[EXERCISE DETAILS]
Looking at the listing, state how many of its lines contain the string "Groups". Write only the number.

[RECORDS FOR PROCESSING]
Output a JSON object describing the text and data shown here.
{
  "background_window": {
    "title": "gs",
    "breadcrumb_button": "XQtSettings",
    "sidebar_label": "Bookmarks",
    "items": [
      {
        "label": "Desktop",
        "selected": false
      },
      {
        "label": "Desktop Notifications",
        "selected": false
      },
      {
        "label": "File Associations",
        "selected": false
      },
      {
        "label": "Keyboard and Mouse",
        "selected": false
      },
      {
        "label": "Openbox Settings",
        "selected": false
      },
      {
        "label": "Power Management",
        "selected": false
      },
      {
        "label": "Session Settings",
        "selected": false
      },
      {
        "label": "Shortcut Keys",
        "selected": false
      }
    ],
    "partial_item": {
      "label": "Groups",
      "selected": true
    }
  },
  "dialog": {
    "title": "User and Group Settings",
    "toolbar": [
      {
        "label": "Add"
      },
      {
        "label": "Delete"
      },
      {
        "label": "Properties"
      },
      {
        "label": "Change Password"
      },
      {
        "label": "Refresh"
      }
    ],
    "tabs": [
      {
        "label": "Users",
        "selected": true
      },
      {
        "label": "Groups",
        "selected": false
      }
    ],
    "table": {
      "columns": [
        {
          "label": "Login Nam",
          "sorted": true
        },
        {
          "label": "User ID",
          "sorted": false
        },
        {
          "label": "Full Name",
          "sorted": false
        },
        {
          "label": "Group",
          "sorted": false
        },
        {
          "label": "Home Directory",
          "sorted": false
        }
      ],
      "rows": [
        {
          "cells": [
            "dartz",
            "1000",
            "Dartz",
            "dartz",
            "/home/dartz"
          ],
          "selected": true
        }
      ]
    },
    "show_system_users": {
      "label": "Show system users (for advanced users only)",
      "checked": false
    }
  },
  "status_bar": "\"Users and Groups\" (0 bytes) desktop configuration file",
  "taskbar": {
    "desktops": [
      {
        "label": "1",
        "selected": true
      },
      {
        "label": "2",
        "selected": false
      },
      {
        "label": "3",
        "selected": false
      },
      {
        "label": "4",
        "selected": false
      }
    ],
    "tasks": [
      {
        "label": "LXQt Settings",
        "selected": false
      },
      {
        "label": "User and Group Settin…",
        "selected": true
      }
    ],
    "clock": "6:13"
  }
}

[FINAL RESULT]
3